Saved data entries
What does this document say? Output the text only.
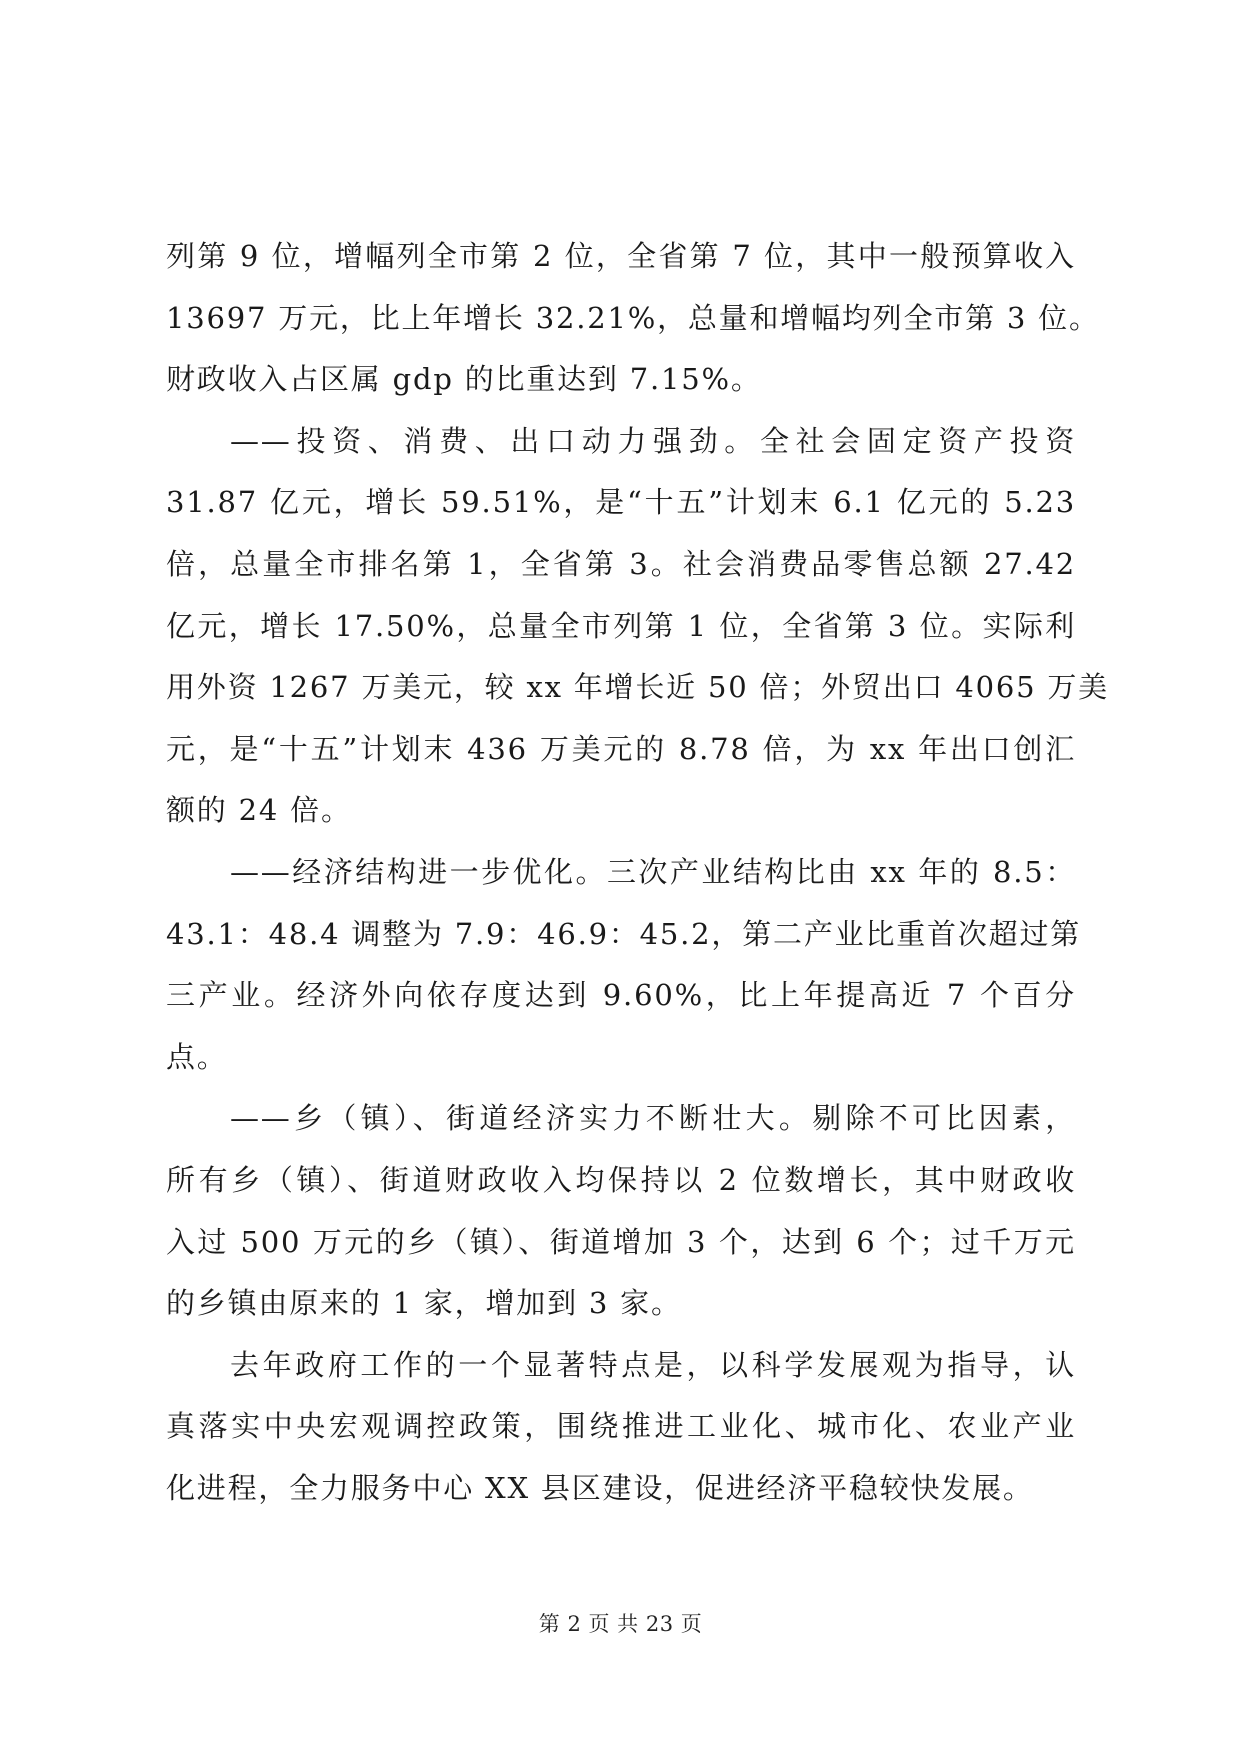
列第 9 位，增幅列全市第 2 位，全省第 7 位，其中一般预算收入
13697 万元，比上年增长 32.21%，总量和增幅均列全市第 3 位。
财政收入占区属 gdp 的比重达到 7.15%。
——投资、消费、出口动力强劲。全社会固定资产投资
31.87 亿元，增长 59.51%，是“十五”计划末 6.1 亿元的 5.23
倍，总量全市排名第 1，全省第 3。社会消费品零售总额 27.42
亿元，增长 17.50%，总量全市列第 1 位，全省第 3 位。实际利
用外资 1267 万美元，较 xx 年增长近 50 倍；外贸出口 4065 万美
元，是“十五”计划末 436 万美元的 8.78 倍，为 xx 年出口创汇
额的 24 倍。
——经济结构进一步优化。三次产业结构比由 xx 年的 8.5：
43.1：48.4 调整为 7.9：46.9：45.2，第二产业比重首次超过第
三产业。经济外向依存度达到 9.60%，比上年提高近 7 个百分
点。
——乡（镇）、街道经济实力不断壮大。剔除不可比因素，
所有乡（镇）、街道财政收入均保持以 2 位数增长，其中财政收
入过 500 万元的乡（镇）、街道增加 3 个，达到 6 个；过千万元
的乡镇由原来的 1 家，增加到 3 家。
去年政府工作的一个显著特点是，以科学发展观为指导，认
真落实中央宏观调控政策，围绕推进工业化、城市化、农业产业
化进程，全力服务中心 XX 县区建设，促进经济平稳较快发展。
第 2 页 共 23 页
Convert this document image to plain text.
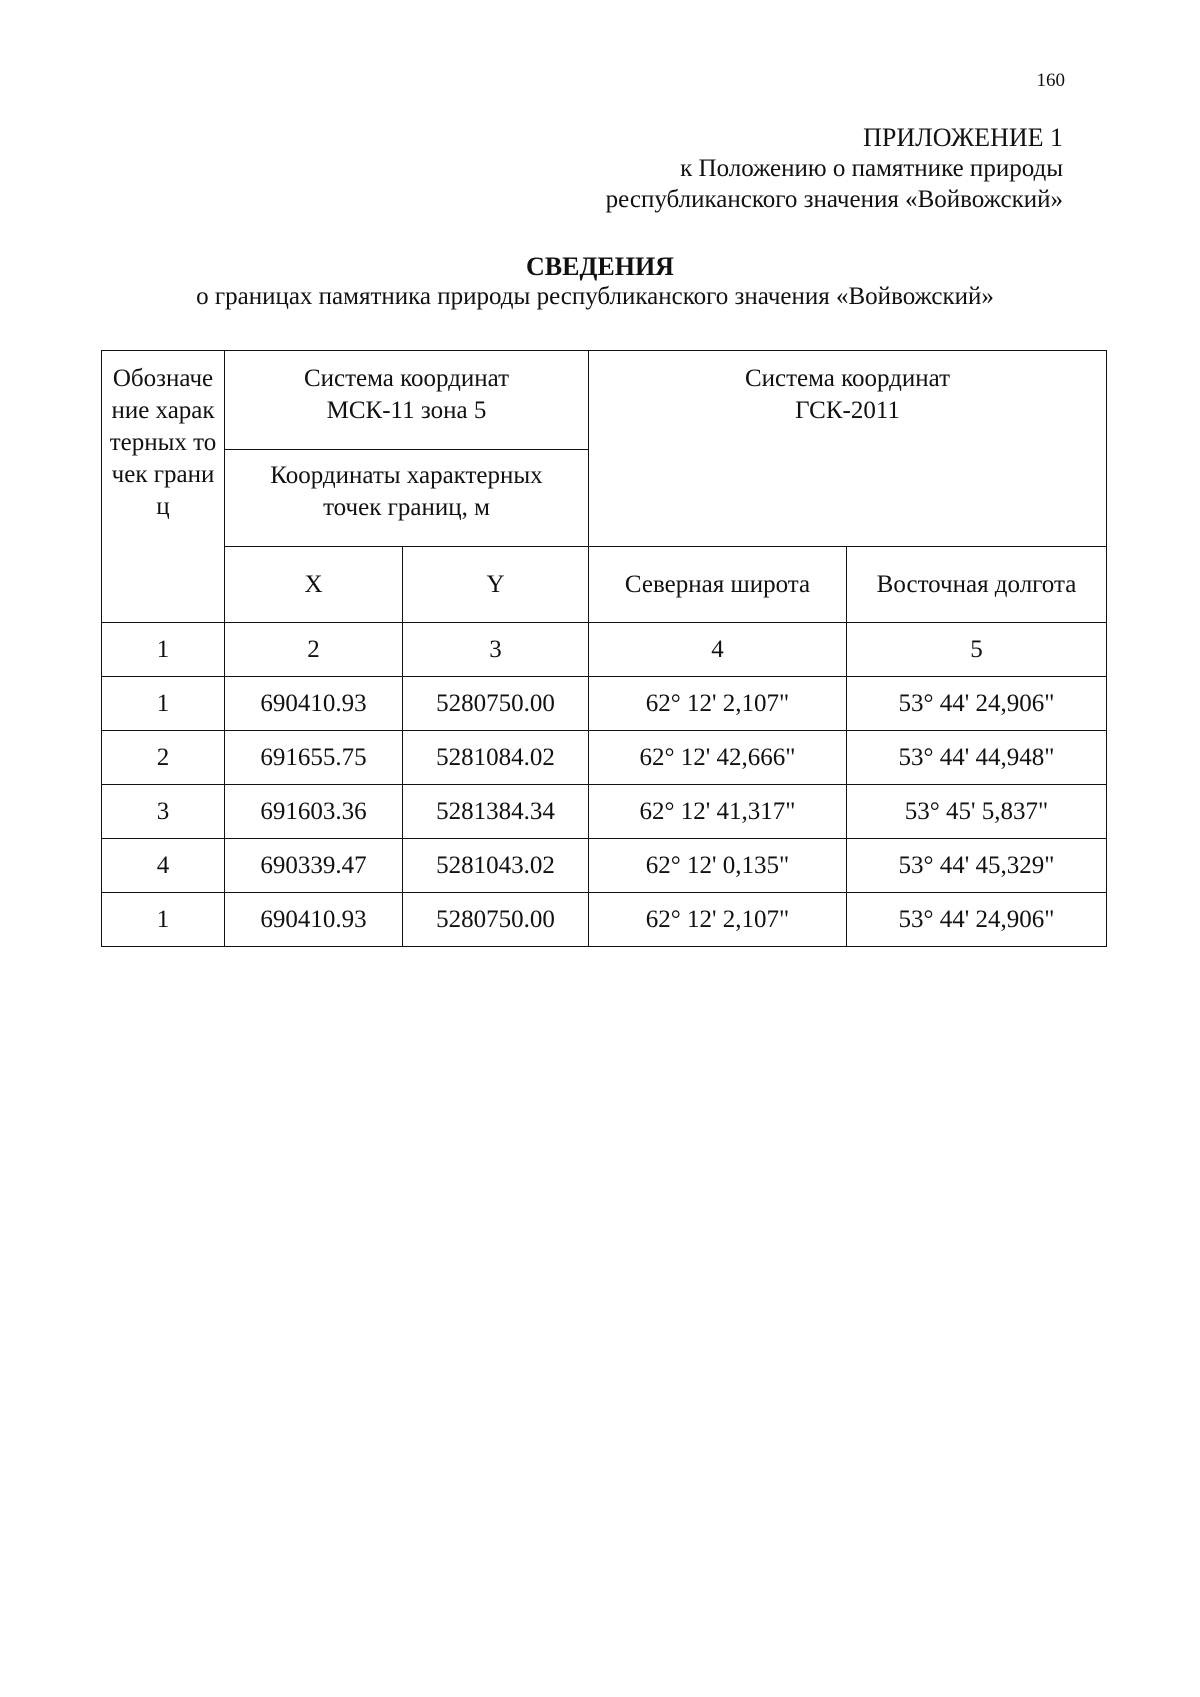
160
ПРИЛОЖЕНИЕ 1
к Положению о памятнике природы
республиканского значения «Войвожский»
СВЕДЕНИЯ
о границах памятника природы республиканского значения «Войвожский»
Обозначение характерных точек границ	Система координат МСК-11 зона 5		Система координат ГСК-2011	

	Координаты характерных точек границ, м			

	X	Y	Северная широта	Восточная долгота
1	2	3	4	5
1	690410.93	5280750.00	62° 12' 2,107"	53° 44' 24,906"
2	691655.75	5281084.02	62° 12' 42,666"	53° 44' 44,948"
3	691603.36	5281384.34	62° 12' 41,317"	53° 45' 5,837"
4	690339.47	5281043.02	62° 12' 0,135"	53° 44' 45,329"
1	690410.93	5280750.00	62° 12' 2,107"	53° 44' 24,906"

→ Task to complete: Identify each line containing the string "document" and copy it out.

→ Answer to this task:
What does this document say? Output the text only.
Convert this document image to plain text.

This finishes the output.